── Input for this task ──
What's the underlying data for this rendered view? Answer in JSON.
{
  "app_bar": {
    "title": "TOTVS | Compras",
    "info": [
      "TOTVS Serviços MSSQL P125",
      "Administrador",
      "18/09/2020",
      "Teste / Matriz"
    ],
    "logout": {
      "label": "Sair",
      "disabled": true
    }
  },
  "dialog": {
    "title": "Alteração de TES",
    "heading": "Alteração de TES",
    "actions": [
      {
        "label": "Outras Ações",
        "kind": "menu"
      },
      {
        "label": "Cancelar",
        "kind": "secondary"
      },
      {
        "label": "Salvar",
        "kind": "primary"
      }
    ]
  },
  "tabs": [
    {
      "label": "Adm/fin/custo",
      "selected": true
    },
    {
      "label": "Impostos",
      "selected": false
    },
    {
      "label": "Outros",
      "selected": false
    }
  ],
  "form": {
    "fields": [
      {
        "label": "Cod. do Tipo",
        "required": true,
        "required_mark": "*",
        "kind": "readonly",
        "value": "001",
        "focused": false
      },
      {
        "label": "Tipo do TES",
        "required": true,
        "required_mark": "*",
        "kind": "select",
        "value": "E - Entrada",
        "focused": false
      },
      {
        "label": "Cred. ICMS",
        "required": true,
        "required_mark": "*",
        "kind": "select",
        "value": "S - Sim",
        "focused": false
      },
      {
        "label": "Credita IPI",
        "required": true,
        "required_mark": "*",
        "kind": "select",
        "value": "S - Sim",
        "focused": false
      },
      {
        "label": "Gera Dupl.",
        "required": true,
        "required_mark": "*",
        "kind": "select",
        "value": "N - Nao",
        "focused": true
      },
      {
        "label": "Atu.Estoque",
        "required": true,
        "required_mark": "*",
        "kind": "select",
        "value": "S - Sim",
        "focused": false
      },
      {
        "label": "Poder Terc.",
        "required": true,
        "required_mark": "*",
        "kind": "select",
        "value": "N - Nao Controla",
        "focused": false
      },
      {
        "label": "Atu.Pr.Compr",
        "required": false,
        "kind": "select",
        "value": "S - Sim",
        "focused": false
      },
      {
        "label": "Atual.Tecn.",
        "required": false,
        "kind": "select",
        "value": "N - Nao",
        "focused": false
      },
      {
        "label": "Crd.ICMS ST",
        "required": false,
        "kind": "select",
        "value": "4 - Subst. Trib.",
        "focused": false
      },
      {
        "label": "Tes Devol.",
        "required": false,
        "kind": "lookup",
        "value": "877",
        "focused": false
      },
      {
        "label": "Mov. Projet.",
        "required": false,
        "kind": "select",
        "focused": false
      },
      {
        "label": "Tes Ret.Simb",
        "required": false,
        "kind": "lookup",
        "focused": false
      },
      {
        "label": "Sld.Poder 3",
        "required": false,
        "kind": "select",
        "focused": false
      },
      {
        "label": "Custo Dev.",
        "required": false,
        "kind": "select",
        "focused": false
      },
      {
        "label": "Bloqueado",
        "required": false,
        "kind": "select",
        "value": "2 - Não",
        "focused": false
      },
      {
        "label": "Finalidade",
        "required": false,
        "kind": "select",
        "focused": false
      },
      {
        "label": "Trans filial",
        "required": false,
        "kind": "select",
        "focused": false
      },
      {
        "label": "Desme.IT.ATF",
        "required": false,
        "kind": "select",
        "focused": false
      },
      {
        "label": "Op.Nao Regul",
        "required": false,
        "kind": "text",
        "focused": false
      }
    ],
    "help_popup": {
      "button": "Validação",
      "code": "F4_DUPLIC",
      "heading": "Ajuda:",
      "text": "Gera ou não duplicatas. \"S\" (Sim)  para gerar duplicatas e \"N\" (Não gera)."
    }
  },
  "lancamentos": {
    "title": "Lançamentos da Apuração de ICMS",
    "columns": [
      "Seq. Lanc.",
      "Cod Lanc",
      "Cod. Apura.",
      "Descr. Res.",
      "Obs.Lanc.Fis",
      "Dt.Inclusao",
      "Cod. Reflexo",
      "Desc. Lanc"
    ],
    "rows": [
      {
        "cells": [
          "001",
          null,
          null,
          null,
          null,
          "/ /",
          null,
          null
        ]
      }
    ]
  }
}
───
── Input for this task ──
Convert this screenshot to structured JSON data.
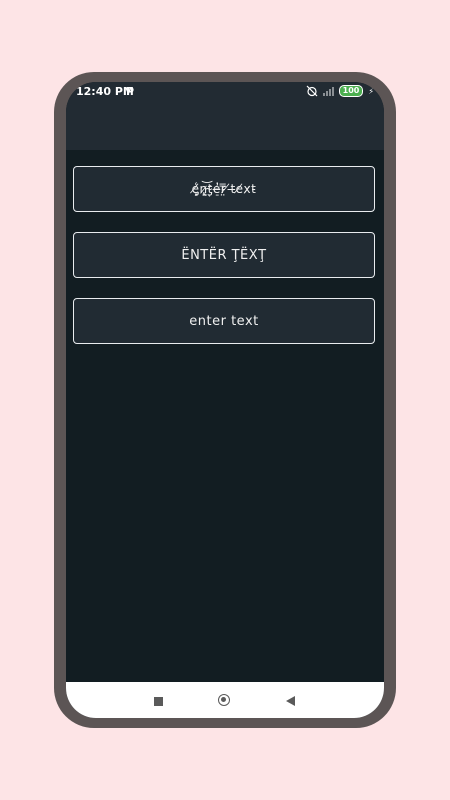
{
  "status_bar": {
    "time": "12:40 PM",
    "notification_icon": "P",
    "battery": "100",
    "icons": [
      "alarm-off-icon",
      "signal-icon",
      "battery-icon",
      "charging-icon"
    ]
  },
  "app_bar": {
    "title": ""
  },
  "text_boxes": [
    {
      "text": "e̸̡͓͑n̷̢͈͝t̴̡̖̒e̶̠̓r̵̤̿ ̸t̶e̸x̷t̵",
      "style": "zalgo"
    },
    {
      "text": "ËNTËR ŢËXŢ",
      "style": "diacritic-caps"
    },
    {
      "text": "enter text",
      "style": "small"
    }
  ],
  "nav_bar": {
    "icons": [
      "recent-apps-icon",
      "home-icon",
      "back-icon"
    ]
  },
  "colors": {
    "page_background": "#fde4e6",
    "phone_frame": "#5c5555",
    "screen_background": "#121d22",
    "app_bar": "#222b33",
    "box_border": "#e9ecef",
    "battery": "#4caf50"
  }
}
───
*Task brief*
Tally the lines above that contain the word "TOTVS", and reply with only the number.

*Full solution*
2